§ **Problem requirements**
Pick out and copy every line in the material that contains the string "throws". Case counts.

[Annotated element entries]
****
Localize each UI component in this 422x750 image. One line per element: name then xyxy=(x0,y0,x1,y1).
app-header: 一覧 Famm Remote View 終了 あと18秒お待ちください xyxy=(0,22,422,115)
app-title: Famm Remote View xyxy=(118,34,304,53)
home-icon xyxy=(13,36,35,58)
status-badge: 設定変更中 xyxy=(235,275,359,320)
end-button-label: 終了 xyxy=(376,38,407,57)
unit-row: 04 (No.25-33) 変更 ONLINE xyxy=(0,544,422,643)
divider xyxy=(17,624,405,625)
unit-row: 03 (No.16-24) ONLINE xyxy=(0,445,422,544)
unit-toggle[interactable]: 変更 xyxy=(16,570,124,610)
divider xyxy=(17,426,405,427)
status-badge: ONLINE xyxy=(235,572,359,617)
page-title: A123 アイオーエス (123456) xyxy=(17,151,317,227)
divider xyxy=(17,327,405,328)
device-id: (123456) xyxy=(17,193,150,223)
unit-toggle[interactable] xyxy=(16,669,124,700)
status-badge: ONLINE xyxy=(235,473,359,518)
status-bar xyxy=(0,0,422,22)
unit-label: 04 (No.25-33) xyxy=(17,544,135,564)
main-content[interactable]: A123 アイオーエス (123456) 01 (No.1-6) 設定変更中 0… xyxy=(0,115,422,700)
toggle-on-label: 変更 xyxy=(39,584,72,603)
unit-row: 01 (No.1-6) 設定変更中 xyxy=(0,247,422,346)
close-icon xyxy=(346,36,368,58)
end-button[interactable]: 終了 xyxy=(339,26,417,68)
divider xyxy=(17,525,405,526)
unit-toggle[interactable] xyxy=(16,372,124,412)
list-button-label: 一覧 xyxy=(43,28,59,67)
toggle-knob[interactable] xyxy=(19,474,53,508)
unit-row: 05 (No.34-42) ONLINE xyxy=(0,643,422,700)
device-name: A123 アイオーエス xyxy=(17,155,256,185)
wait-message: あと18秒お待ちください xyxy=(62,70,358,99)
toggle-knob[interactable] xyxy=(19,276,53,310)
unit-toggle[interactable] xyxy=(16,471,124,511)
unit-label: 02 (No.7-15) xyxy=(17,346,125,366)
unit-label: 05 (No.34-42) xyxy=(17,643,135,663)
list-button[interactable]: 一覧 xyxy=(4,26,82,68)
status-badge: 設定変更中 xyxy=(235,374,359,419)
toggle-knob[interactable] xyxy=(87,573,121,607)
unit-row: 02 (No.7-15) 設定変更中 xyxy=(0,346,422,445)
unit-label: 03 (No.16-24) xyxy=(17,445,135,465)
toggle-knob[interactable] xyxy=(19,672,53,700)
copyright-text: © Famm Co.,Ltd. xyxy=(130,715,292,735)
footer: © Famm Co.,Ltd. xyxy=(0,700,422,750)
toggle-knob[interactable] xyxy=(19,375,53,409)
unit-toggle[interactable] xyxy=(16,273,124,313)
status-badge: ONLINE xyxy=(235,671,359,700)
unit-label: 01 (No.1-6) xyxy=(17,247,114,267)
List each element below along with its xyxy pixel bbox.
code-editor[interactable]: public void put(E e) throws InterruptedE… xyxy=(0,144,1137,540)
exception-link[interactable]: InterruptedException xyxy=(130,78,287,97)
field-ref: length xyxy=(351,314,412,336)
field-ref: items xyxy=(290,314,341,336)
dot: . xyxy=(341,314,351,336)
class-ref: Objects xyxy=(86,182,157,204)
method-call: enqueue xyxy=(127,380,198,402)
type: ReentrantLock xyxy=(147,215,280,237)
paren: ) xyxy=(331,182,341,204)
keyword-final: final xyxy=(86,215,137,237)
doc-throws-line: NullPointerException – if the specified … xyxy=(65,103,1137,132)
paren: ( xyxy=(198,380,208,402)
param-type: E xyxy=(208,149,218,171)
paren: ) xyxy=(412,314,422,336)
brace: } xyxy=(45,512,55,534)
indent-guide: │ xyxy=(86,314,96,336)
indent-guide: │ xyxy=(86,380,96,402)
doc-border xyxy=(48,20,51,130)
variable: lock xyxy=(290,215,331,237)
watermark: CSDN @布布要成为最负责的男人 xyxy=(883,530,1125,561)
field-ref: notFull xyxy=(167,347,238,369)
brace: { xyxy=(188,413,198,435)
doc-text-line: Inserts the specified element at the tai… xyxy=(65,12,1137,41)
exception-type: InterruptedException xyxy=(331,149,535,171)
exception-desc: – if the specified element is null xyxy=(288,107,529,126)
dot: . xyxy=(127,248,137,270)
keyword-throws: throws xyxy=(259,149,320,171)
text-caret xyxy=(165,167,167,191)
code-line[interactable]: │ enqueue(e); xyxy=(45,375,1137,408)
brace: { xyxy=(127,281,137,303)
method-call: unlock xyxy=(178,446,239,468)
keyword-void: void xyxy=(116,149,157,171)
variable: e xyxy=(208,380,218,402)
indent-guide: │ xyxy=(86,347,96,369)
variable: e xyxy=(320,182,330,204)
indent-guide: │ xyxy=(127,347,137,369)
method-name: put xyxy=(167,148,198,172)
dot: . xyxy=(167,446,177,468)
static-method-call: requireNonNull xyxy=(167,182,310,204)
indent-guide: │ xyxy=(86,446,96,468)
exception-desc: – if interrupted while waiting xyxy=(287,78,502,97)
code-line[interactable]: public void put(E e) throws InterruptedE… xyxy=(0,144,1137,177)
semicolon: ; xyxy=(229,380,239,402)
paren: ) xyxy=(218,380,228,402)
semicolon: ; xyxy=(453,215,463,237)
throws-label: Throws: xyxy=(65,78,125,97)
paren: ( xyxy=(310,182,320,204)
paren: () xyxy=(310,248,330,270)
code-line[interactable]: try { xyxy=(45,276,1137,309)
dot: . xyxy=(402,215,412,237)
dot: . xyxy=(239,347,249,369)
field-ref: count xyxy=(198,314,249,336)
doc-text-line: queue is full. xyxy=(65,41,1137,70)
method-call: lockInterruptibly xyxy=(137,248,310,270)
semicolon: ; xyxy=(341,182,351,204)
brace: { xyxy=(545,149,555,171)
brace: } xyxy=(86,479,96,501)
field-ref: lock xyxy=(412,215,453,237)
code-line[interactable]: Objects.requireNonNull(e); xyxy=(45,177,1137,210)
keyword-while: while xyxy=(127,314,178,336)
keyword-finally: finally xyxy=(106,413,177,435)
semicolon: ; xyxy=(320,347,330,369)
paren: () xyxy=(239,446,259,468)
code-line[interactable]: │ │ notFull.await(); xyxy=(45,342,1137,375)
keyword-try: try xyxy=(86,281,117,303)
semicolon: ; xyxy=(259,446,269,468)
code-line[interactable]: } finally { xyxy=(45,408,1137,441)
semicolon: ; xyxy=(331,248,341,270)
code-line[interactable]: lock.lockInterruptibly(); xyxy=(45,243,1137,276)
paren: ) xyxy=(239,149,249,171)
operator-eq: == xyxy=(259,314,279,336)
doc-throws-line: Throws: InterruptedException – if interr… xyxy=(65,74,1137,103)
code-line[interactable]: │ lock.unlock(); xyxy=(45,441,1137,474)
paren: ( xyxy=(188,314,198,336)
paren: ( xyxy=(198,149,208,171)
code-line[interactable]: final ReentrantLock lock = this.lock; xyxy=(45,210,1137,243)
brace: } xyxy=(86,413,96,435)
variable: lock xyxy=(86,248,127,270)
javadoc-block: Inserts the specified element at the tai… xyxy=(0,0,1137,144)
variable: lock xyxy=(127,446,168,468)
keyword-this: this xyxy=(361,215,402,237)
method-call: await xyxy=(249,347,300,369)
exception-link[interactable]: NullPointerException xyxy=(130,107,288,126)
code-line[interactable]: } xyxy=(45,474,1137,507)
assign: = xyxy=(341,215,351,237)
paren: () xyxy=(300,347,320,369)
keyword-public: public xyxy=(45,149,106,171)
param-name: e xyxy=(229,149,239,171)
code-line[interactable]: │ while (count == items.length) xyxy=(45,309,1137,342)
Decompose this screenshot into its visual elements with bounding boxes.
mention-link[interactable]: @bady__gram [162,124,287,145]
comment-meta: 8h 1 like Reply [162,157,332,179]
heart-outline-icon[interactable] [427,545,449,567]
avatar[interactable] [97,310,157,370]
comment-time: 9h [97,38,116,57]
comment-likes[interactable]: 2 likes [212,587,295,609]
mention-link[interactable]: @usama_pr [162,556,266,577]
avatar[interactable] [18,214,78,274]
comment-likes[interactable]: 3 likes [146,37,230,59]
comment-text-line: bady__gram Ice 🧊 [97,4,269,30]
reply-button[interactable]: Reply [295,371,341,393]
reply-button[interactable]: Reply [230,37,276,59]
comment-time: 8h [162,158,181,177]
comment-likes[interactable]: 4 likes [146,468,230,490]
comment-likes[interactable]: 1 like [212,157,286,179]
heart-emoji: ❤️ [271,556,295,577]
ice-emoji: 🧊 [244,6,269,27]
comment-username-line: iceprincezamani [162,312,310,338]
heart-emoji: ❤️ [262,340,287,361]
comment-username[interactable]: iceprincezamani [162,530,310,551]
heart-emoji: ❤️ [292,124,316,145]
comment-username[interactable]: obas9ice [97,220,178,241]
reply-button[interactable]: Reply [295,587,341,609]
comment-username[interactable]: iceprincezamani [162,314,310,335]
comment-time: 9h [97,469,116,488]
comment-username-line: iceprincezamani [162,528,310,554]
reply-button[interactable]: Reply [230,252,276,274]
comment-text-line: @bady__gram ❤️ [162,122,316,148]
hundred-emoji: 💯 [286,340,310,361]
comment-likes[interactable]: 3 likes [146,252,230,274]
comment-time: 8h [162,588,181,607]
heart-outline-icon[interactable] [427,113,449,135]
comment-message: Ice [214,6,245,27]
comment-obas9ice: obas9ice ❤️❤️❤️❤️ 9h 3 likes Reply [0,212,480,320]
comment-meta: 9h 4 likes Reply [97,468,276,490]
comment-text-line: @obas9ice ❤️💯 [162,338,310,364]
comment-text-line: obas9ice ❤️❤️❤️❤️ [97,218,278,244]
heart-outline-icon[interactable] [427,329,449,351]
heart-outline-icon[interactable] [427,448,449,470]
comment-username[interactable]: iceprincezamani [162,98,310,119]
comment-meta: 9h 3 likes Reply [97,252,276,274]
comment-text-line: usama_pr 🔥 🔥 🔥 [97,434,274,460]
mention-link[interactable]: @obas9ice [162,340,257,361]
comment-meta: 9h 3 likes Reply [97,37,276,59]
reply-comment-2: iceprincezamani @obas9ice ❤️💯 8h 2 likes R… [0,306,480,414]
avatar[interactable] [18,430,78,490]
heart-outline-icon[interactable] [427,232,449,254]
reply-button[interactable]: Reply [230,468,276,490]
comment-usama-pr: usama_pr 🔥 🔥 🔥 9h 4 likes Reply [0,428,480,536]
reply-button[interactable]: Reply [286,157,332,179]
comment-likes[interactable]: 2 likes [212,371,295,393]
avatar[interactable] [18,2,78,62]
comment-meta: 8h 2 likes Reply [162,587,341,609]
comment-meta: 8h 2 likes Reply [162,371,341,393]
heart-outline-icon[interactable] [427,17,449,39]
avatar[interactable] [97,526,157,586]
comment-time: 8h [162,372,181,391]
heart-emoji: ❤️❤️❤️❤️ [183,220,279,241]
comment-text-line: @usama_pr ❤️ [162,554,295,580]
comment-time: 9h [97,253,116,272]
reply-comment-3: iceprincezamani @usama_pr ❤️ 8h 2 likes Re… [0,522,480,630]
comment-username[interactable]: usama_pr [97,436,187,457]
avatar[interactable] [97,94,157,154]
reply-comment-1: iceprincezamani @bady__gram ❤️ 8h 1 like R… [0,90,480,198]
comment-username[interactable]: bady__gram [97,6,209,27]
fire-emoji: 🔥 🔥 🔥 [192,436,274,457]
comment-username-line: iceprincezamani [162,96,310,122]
****
§ **Answer below**
code-editor[interactable]: public void put(E e) throws InterruptedE… xyxy=(0,144,1137,540)
doc-throws-line: NullPointerException – if the specified … xyxy=(65,103,1137,132)
keyword-throws: throws xyxy=(259,149,320,171)
code-line[interactable]: public void put(E e) throws InterruptedE… xyxy=(0,144,1137,177)
throws-label: Throws: xyxy=(65,78,125,97)
doc-throws-line: Throws: InterruptedException – if interr… xyxy=(65,74,1137,103)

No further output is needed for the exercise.